All of the lines below are to be transcribed faithfully, with pictures excluded from the copy.

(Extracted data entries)
┌──

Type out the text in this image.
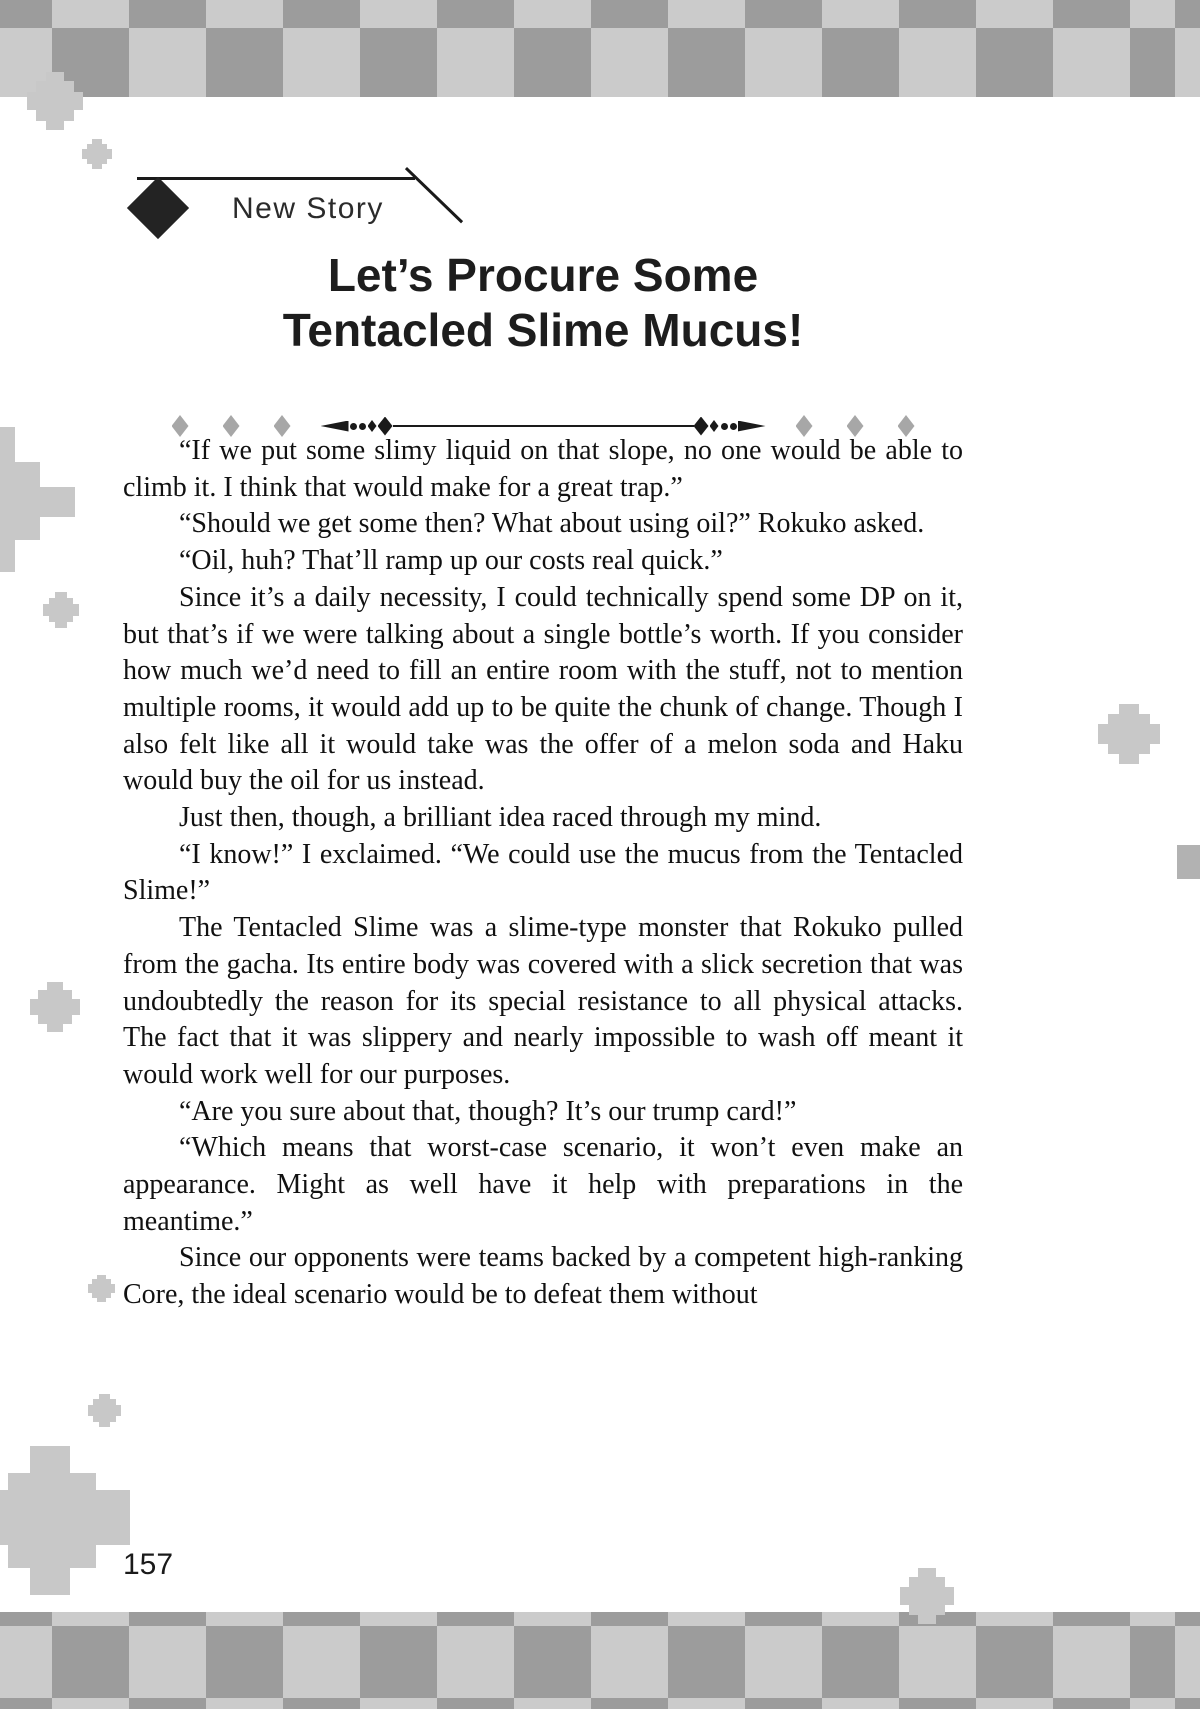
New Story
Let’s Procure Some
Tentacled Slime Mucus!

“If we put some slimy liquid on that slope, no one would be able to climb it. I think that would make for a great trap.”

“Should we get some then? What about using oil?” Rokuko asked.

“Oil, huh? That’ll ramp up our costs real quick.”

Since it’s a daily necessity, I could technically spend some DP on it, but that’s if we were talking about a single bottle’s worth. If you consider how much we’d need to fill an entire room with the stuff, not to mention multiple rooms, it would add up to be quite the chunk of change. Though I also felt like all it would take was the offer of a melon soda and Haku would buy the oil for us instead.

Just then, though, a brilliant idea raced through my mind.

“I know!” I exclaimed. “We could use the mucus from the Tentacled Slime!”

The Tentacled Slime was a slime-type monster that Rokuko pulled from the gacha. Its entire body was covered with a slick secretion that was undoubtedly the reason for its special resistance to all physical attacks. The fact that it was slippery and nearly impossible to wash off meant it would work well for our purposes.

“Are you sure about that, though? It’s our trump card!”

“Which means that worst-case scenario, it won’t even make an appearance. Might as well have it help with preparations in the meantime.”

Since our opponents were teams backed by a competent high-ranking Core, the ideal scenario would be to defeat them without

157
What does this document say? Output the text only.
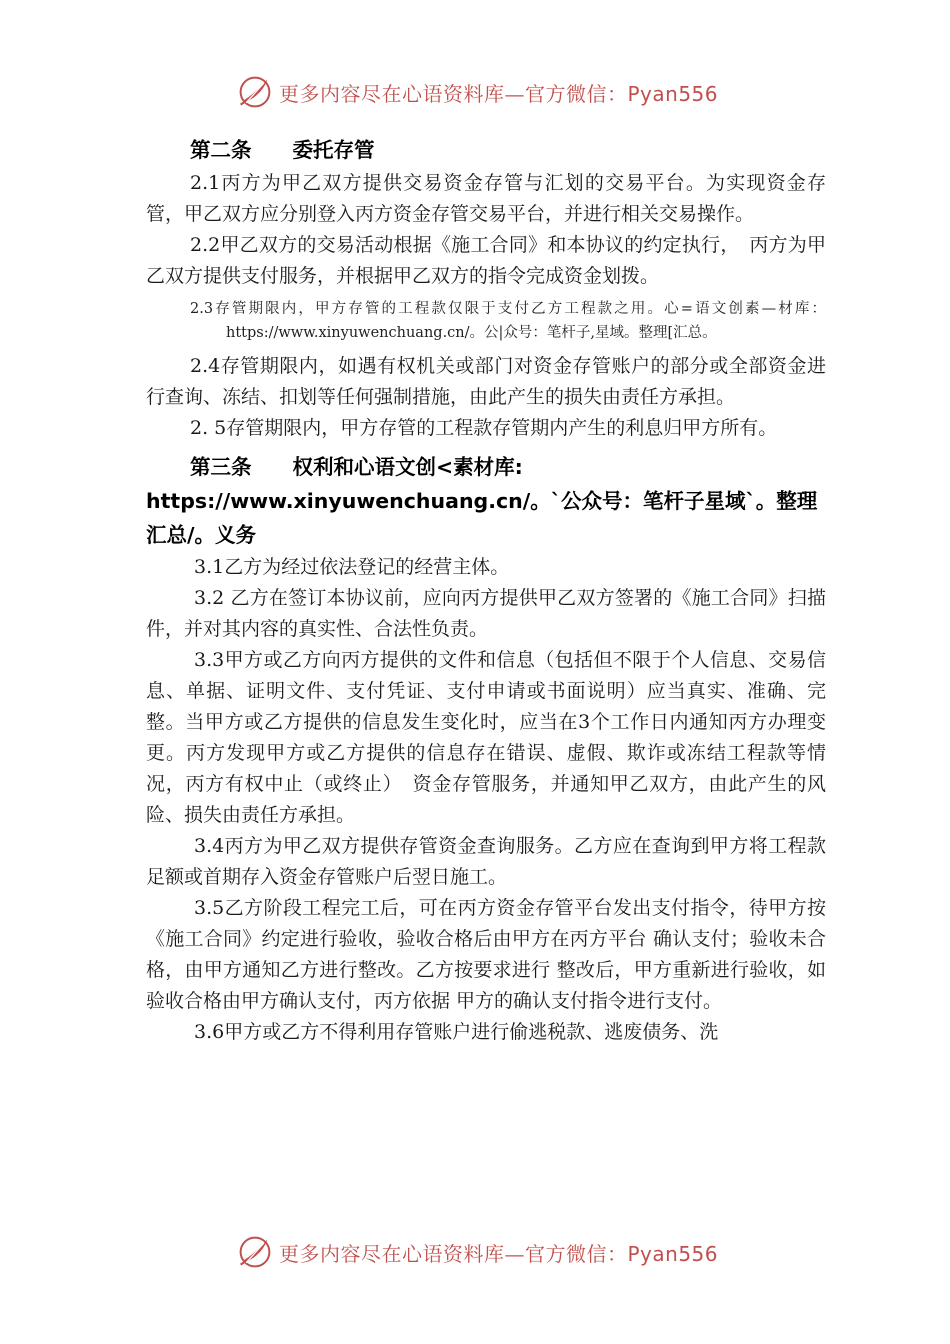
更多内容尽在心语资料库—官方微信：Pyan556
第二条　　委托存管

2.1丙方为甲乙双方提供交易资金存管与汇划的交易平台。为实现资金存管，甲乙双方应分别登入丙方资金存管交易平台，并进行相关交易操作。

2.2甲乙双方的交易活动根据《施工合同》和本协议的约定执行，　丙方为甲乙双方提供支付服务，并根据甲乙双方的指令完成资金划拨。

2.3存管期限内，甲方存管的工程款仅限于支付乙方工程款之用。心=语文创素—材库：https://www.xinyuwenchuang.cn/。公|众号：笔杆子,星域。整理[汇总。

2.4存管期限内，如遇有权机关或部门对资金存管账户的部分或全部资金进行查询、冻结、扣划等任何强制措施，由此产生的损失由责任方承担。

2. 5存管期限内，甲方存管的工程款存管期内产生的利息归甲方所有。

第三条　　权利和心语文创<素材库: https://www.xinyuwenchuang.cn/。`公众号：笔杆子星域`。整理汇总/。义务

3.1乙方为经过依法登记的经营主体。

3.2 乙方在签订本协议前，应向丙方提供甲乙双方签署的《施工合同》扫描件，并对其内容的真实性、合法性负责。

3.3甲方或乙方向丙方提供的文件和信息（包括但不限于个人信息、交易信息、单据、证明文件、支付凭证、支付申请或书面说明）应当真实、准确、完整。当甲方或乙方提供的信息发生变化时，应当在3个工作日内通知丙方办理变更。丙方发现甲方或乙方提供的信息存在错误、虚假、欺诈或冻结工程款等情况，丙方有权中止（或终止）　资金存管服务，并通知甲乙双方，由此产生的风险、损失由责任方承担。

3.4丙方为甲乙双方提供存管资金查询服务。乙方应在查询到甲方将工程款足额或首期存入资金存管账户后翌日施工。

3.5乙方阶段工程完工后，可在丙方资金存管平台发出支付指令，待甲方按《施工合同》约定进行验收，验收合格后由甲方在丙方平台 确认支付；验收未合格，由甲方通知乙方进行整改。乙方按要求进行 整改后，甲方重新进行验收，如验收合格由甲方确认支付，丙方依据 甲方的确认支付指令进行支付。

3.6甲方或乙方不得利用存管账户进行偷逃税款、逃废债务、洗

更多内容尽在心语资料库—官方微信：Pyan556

└──

Reply to the exercise:
Type out the text in this image.
New Story
Let’s Procure Some
Tentacled Slime Mucus!

“If we put some slimy liquid on that slope, no one would be able to climb it. I think that would make for a great trap.”

“Should we get some then? What about using oil?” Rokuko asked.

“Oil, huh? That’ll ramp up our costs real quick.”

Since it’s a daily necessity, I could technically spend some DP on it, but that’s if we were talking about a single bottle’s worth. If you consider how much we’d need to fill an entire room with the stuff, not to mention multiple rooms, it would add up to be quite the chunk of change. Though I also felt like all it would take was the offer of a melon soda and Haku would buy the oil for us instead.

Just then, though, a brilliant idea raced through my mind.

“I know!” I exclaimed. “We could use the mucus from the Tentacled Slime!”

The Tentacled Slime was a slime-type monster that Rokuko pulled from the gacha. Its entire body was covered with a slick secretion that was undoubtedly the reason for its special resistance to all physical attacks. The fact that it was slippery and nearly impossible to wash off meant it would work well for our purposes.

“Are you sure about that, though? It’s our trump card!”

“Which means that worst-case scenario, it won’t even make an appearance. Might as well have it help with preparations in the meantime.”

Since our opponents were teams backed by a competent high-ranking Core, the ideal scenario would be to defeat them without

157
What does this document say? Output the text only.
更多内容尽在心语资料库—官方微信：Pyan556
第二条　　委托存管

2.1丙方为甲乙双方提供交易资金存管与汇划的交易平台。为实现资金存管，甲乙双方应分别登入丙方资金存管交易平台，并进行相关交易操作。

2.2甲乙双方的交易活动根据《施工合同》和本协议的约定执行，　丙方为甲乙双方提供支付服务，并根据甲乙双方的指令完成资金划拨。

2.3存管期限内，甲方存管的工程款仅限于支付乙方工程款之用。心=语文创素—材库：https://www.xinyuwenchuang.cn/。公|众号：笔杆子,星域。整理[汇总。

2.4存管期限内，如遇有权机关或部门对资金存管账户的部分或全部资金进行查询、冻结、扣划等任何强制措施，由此产生的损失由责任方承担。

2. 5存管期限内，甲方存管的工程款存管期内产生的利息归甲方所有。

第三条　　权利和心语文创<素材库: https://www.xinyuwenchuang.cn/。`公众号：笔杆子星域`。整理汇总/。义务

3.1乙方为经过依法登记的经营主体。

3.2 乙方在签订本协议前，应向丙方提供甲乙双方签署的《施工合同》扫描件，并对其内容的真实性、合法性负责。

3.3甲方或乙方向丙方提供的文件和信息（包括但不限于个人信息、交易信息、单据、证明文件、支付凭证、支付申请或书面说明）应当真实、准确、完整。当甲方或乙方提供的信息发生变化时，应当在3个工作日内通知丙方办理变更。丙方发现甲方或乙方提供的信息存在错误、虚假、欺诈或冻结工程款等情况，丙方有权中止（或终止）　资金存管服务，并通知甲乙双方，由此产生的风险、损失由责任方承担。

3.4丙方为甲乙双方提供存管资金查询服务。乙方应在查询到甲方将工程款足额或首期存入资金存管账户后翌日施工。

3.5乙方阶段工程完工后，可在丙方资金存管平台发出支付指令，待甲方按《施工合同》约定进行验收，验收合格后由甲方在丙方平台 确认支付；验收未合格，由甲方通知乙方进行整改。乙方按要求进行 整改后，甲方重新进行验收，如验收合格由甲方确认支付，丙方依据 甲方的确认支付指令进行支付。

3.6甲方或乙方不得利用存管账户进行偷逃税款、逃废债务、洗

更多内容尽在心语资料库—官方微信：Pyan556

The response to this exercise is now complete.